> [SHORT TASK]: Copy all lines that contain the word "часть".

----

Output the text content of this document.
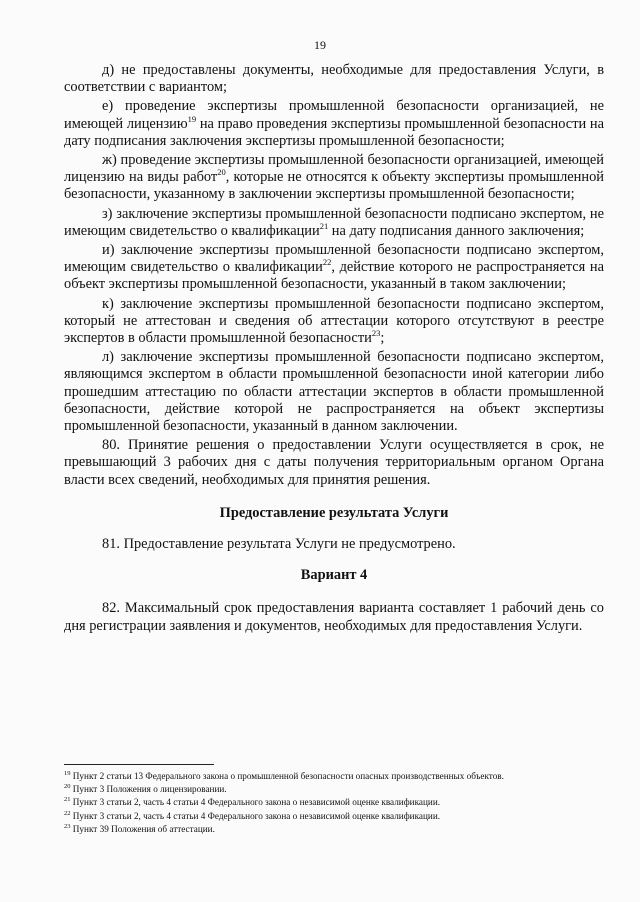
19

д) не предоставлены документы, необходимые для предоставления Услуги, в соответствии с вариантом;

е) проведение экспертизы промышленной безопасности организацией, не имеющей лицензию$^{19}$ на право проведения экспертизы промышленной безопасности на дату подписания заключения экспертизы промышленной безопасности;

ж) проведение экспертизы промышленной безопасности организацией, имеющей лицензию на виды работ$^{20}$, которые не относятся к объекту экспертизы промышленной безопасности, указанному в заключении экспертизы промышленной безопасности;

з) заключение экспертизы промышленной безопасности подписано экспертом, не имеющим свидетельство о квалификации$^{21}$ на дату подписания данного заключения;

и) заключение экспертизы промышленной безопасности подписано экспертом, имеющим свидетельство о квалификации$^{22}$, действие которого не распространяется на объект экспертизы промышленной безопасности, указанный в таком заключении;

к) заключение экспертизы промышленной безопасности подписано экспертом, который не аттестован и сведения об аттестации которого отсутствуют в реестре экспертов в области промышленной безопасности$^{23}$;

л) заключение экспертизы промышленной безопасности подписано экспертом, являющимся экспертом в области промышленной безопасности иной категории либо прошедшим аттестацию по области аттестации экспертов в области промышленной безопасности, действие которой не распространяется на объект экспертизы промышленной безопасности, указанный в данном заключении.

80. Принятие решения о предоставлении Услуги осуществляется в срок, не превышающий 3 рабочих дня с даты получения территориальным органом Органа власти всех сведений, необходимых для принятия решения.

Предоставление результата Услуги

81. Предоставление результата Услуги не предусмотрено.

Вариант 4

82. Максимальный срок предоставления варианта составляет 1 рабочий день со дня регистрации заявления и документов, необходимых для предоставления Услуги.

$^{19}$ Пункт 2 статьи 13 Федерального закона о промышленной безопасности опасных производственных объектов.
$^{20}$ Пункт 3 Положения о лицензировании.
$^{21}$ Пункт 3 статьи 2, часть 4 статьи 4 Федерального закона о независимой оценке квалификации.
$^{22}$ Пункт 3 статьи 2, часть 4 статьи 4 Федерального закона о независимой оценке квалификации.
$^{23}$ Пункт 39 Положения об аттестации.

----

> [RESULT OF THE TASK]:
$^{21}$ Пункт 3 статьи 2, часть 4 статьи 4 Федерального закона о независимой оценке квалификации.
$^{22}$ Пункт 3 статьи 2, часть 4 статьи 4 Федерального закона о независимой оценке квалификации.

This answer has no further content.